# Start of Input rows
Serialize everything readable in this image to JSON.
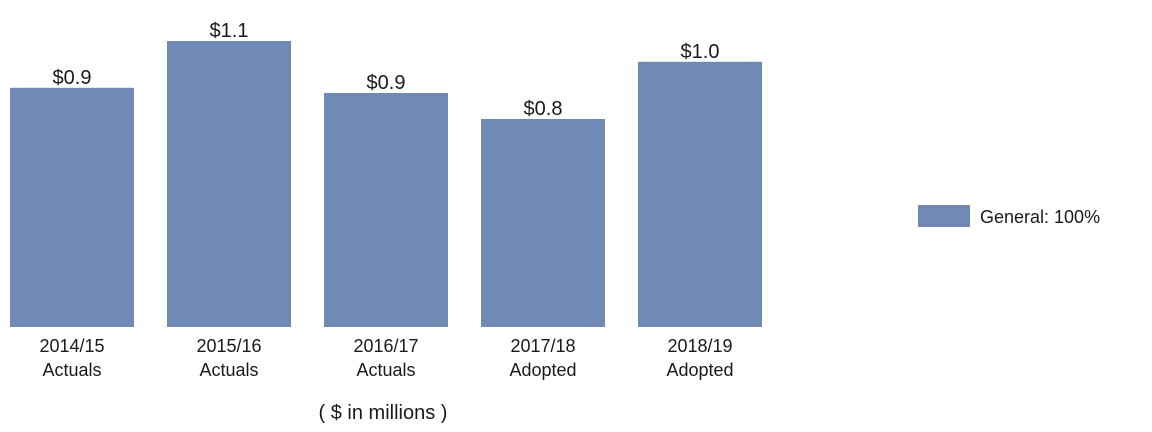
{
  "chart_data": {
    "type": "bar",
    "categories": [
      [
        "2014/15",
        "Actuals"
      ],
      [
        "2015/16",
        "Actuals"
      ],
      [
        "2016/17",
        "Actuals"
      ],
      [
        "2017/18",
        "Adopted"
      ],
      [
        "2018/19",
        "Adopted"
      ]
    ],
    "series": [
      {
        "name": "General: 100%",
        "values": [
          0.92,
          1.1,
          0.9,
          0.8,
          1.02
        ],
        "labels": [
          "$0.9",
          "$1.1",
          "$0.9",
          "$0.8",
          "$1.0"
        ],
        "color": "#6f8ab5"
      }
    ],
    "unit_label": "( $ in millions )",
    "ylim": [
      0,
      1.2
    ],
    "grid": false,
    "legend": "right"
  }
}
# End of Input rows
**What you are asked to do**
Leave out the pictures and retype every line above exactly.

**Task solution**
Serialize everything readable in this image to JSON.
{
  "chart_data": {
    "type": "bar",
    "categories": [
      [
        "2014/15",
        "Actuals"
      ],
      [
        "2015/16",
        "Actuals"
      ],
      [
        "2016/17",
        "Actuals"
      ],
      [
        "2017/18",
        "Adopted"
      ],
      [
        "2018/19",
        "Adopted"
      ]
    ],
    "series": [
      {
        "name": "General: 100%",
        "values": [
          0.92,
          1.1,
          0.9,
          0.8,
          1.02
        ],
        "labels": [
          "$0.9",
          "$1.1",
          "$0.9",
          "$0.8",
          "$1.0"
        ],
        "color": "#6f8ab5"
      }
    ],
    "unit_label": "( $ in millions )",
    "ylim": [
      0,
      1.2
    ],
    "grid": false,
    "legend": "right"
  }
}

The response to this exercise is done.